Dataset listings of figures
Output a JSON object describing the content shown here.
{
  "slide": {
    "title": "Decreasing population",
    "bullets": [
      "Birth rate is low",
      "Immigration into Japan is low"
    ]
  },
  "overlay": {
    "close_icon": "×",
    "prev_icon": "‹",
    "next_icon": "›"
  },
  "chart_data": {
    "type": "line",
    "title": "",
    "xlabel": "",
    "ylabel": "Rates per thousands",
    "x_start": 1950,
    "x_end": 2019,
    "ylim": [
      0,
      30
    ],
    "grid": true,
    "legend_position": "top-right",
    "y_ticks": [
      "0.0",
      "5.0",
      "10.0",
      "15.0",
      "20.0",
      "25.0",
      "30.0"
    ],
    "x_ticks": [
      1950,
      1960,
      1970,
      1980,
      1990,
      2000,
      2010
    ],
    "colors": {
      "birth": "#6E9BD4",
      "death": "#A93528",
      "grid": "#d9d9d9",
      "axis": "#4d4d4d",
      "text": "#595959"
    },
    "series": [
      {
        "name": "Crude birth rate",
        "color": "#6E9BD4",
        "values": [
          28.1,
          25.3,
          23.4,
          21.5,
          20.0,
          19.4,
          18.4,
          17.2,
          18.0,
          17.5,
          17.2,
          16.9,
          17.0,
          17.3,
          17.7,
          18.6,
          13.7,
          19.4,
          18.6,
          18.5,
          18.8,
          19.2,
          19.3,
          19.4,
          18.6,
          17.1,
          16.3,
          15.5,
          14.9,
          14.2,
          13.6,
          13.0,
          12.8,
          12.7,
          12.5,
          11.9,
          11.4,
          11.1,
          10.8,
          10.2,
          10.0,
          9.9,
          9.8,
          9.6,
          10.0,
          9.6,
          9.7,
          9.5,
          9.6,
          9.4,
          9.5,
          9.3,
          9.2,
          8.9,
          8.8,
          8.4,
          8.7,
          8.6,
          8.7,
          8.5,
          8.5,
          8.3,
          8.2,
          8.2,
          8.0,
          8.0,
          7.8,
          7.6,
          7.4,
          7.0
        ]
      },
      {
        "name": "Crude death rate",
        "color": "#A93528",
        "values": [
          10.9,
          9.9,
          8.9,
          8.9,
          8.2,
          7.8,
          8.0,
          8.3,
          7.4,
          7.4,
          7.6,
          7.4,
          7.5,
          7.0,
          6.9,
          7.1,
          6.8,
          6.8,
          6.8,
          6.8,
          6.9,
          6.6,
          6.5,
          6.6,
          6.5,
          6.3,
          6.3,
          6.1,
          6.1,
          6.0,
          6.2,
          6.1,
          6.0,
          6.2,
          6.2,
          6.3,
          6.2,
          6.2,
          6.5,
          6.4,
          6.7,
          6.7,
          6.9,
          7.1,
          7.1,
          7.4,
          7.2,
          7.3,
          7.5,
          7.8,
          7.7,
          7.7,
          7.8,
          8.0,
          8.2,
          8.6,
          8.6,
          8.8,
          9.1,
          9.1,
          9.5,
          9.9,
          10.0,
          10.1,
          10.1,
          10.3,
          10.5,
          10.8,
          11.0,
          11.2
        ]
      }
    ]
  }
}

Requirements
Copy every line exactly. Leave nothing out.

Task output
Output a JSON object describing the content shown here.
{
  "slide": {
    "title": "Decreasing population",
    "bullets": [
      "Birth rate is low",
      "Immigration into Japan is low"
    ]
  },
  "overlay": {
    "close_icon": "×",
    "prev_icon": "‹",
    "next_icon": "›"
  },
  "chart_data": {
    "type": "line",
    "title": "",
    "xlabel": "",
    "ylabel": "Rates per thousands",
    "x_start": 1950,
    "x_end": 2019,
    "ylim": [
      0,
      30
    ],
    "grid": true,
    "legend_position": "top-right",
    "y_ticks": [
      "0.0",
      "5.0",
      "10.0",
      "15.0",
      "20.0",
      "25.0",
      "30.0"
    ],
    "x_ticks": [
      1950,
      1960,
      1970,
      1980,
      1990,
      2000,
      2010
    ],
    "colors": {
      "birth": "#6E9BD4",
      "death": "#A93528",
      "grid": "#d9d9d9",
      "axis": "#4d4d4d",
      "text": "#595959"
    },
    "series": [
      {
        "name": "Crude birth rate",
        "color": "#6E9BD4",
        "values": [
          28.1,
          25.3,
          23.4,
          21.5,
          20.0,
          19.4,
          18.4,
          17.2,
          18.0,
          17.5,
          17.2,
          16.9,
          17.0,
          17.3,
          17.7,
          18.6,
          13.7,
          19.4,
          18.6,
          18.5,
          18.8,
          19.2,
          19.3,
          19.4,
          18.6,
          17.1,
          16.3,
          15.5,
          14.9,
          14.2,
          13.6,
          13.0,
          12.8,
          12.7,
          12.5,
          11.9,
          11.4,
          11.1,
          10.8,
          10.2,
          10.0,
          9.9,
          9.8,
          9.6,
          10.0,
          9.6,
          9.7,
          9.5,
          9.6,
          9.4,
          9.5,
          9.3,
          9.2,
          8.9,
          8.8,
          8.4,
          8.7,
          8.6,
          8.7,
          8.5,
          8.5,
          8.3,
          8.2,
          8.2,
          8.0,
          8.0,
          7.8,
          7.6,
          7.4,
          7.0
        ]
      },
      {
        "name": "Crude death rate",
        "color": "#A93528",
        "values": [
          10.9,
          9.9,
          8.9,
          8.9,
          8.2,
          7.8,
          8.0,
          8.3,
          7.4,
          7.4,
          7.6,
          7.4,
          7.5,
          7.0,
          6.9,
          7.1,
          6.8,
          6.8,
          6.8,
          6.8,
          6.9,
          6.6,
          6.5,
          6.6,
          6.5,
          6.3,
          6.3,
          6.1,
          6.1,
          6.0,
          6.2,
          6.1,
          6.0,
          6.2,
          6.2,
          6.3,
          6.2,
          6.2,
          6.5,
          6.4,
          6.7,
          6.7,
          6.9,
          7.1,
          7.1,
          7.4,
          7.2,
          7.3,
          7.5,
          7.8,
          7.7,
          7.7,
          7.8,
          8.0,
          8.2,
          8.6,
          8.6,
          8.8,
          9.1,
          9.1,
          9.5,
          9.9,
          10.0,
          10.1,
          10.1,
          10.3,
          10.5,
          10.8,
          11.0,
          11.2
        ]
      }
    ]
  }
}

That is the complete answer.